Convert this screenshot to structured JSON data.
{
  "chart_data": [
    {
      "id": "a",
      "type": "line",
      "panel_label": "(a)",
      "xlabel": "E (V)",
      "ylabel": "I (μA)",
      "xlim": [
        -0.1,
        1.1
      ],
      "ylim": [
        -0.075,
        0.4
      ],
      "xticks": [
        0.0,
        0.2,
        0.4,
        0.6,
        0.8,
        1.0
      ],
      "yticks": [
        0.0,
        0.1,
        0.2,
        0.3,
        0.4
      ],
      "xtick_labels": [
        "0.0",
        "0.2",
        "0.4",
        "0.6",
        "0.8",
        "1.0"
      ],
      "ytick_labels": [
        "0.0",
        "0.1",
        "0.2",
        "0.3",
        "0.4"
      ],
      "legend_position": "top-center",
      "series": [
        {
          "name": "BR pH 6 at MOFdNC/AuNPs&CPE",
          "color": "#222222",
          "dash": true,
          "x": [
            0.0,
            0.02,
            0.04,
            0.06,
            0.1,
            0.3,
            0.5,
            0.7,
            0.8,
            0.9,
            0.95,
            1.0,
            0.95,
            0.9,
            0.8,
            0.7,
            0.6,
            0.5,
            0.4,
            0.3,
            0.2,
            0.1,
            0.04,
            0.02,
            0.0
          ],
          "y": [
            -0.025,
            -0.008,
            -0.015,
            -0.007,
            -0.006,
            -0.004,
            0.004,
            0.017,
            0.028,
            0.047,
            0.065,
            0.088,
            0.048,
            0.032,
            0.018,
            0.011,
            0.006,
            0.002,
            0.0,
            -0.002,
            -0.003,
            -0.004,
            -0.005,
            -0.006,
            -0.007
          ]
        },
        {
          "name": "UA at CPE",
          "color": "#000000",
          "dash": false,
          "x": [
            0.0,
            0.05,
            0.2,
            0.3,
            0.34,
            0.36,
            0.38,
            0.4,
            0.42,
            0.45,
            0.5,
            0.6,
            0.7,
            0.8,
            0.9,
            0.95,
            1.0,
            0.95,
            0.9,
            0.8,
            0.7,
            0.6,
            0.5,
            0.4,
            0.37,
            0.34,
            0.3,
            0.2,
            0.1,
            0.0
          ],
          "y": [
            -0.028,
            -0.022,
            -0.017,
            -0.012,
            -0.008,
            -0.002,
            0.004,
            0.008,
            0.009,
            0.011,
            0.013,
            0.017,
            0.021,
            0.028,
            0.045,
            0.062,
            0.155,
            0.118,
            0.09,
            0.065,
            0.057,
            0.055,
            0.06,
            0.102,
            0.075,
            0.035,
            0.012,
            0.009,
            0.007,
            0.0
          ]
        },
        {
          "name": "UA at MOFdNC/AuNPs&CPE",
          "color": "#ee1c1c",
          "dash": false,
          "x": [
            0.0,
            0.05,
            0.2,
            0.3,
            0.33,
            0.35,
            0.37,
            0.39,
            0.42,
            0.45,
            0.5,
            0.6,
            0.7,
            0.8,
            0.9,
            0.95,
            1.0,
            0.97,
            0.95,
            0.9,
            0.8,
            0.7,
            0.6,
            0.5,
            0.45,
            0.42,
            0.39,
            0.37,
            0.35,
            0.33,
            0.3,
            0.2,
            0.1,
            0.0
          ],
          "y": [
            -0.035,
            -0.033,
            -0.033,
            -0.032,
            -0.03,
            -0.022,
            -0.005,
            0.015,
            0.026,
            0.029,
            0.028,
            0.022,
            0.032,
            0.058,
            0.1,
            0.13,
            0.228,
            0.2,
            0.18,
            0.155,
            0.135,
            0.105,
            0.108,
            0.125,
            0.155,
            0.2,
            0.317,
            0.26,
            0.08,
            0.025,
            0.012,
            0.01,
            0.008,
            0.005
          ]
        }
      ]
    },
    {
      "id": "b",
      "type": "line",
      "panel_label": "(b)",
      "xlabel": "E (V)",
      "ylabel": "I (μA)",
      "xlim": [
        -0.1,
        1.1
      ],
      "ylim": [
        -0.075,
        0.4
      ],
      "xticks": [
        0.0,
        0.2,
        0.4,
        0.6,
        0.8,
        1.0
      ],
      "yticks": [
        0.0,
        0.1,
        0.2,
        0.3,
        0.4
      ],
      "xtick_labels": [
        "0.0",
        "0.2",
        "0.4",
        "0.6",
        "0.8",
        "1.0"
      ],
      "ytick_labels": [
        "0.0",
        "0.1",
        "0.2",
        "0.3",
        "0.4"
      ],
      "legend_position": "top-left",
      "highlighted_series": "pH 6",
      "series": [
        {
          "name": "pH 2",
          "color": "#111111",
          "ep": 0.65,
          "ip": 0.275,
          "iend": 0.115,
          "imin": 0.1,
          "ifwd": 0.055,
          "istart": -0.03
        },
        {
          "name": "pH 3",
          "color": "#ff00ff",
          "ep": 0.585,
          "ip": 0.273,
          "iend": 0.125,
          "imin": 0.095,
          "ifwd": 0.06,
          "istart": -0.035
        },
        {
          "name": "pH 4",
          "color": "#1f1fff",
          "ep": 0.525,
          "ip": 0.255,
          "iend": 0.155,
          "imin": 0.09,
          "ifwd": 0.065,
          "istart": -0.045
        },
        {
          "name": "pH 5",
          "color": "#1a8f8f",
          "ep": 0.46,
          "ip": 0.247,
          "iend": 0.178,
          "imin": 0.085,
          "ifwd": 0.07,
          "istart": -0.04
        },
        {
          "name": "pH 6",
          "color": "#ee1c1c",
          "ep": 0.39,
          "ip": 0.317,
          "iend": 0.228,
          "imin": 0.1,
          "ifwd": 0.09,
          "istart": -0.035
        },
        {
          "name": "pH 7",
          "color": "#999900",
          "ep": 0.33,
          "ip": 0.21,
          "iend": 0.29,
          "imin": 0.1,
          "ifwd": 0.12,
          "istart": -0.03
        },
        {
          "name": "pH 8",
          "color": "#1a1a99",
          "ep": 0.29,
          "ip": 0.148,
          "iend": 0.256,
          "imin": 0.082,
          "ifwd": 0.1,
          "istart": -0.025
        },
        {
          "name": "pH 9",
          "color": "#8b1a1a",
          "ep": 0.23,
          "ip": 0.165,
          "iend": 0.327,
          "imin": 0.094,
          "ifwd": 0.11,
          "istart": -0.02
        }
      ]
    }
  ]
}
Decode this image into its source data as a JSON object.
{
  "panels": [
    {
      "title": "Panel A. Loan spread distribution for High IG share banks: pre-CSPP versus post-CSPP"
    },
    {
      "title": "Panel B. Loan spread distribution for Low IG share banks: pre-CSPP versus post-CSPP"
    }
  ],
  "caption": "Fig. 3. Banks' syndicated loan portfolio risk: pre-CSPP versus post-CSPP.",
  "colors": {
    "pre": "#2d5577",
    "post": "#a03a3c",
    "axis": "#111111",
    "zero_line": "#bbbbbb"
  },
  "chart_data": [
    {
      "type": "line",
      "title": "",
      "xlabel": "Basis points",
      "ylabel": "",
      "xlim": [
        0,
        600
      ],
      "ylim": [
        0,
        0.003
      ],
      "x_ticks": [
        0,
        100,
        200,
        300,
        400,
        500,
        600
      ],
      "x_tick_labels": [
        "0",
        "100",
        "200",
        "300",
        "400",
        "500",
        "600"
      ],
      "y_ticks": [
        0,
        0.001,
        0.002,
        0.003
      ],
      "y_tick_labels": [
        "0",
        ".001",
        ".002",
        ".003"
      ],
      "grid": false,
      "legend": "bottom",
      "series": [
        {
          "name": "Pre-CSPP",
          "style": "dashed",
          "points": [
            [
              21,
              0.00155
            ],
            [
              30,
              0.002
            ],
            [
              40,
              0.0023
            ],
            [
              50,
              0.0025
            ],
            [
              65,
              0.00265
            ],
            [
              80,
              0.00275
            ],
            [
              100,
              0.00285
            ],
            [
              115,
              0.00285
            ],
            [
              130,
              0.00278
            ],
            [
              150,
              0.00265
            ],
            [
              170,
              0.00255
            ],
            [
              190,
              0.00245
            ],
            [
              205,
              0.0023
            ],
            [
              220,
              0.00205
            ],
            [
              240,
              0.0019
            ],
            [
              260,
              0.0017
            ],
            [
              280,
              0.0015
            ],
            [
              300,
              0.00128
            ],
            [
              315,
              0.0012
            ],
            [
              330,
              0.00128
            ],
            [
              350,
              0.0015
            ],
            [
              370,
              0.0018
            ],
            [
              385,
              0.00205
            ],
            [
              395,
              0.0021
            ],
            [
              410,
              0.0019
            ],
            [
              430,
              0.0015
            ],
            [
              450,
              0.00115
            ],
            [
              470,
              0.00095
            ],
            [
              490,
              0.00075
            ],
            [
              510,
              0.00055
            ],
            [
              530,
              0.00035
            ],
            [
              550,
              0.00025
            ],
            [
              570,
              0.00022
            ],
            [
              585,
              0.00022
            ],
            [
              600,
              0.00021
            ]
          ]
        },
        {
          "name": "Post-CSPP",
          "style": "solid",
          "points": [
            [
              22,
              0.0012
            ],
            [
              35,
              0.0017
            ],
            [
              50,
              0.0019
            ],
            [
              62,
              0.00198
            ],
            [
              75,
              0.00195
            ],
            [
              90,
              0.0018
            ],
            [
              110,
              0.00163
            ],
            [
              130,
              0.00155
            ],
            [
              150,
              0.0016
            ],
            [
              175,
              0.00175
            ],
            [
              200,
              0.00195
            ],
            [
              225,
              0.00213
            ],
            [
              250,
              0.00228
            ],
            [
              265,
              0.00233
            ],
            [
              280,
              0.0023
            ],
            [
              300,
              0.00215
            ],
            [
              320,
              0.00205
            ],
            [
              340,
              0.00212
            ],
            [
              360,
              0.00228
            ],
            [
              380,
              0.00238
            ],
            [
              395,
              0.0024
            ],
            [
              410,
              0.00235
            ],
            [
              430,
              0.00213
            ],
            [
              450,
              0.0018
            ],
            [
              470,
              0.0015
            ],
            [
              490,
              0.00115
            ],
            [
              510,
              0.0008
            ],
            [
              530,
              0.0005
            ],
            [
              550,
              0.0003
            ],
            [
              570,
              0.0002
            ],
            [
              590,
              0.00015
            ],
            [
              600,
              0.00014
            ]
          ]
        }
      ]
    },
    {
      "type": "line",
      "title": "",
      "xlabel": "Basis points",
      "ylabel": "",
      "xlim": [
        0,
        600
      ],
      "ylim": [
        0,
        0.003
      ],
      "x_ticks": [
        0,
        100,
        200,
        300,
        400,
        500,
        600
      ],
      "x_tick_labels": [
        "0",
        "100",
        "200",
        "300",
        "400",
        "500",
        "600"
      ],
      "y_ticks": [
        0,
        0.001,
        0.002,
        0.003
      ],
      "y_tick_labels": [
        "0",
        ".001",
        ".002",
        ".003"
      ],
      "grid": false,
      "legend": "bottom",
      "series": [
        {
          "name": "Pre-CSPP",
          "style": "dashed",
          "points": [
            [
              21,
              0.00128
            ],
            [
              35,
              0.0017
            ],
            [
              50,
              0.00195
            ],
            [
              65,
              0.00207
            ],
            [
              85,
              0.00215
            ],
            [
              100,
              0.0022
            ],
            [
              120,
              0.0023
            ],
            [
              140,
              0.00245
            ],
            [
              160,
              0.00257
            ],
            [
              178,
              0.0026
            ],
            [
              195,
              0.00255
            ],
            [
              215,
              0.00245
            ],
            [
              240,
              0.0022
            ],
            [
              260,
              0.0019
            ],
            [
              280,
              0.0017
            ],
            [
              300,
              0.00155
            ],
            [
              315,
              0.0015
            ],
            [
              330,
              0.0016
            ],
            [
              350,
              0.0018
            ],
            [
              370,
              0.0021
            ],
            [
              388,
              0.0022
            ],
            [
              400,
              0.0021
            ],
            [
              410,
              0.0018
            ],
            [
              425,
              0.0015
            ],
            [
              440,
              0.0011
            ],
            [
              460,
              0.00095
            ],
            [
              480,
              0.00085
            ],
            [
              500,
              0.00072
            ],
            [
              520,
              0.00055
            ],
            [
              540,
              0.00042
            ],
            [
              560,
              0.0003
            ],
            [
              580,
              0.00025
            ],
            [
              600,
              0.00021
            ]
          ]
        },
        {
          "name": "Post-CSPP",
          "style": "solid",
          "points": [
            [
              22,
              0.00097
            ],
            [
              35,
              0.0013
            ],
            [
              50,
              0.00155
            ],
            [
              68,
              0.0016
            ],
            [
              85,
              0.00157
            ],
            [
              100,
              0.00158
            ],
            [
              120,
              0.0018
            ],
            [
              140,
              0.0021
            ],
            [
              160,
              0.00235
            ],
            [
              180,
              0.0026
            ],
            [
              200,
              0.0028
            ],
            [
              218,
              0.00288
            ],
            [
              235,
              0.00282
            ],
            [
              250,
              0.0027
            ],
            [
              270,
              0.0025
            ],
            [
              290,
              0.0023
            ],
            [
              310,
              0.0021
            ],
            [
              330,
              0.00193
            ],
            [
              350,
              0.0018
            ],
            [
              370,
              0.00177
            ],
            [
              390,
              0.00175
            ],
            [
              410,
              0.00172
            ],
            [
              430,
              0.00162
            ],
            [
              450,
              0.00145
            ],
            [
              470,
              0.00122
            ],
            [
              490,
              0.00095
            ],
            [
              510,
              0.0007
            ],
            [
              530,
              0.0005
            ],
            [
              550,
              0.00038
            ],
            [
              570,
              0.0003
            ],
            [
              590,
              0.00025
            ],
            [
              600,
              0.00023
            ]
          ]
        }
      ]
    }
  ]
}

*What you need to do*.
Count every line bearing the word "CSPP"; report the total only.

*Problem solution*.
7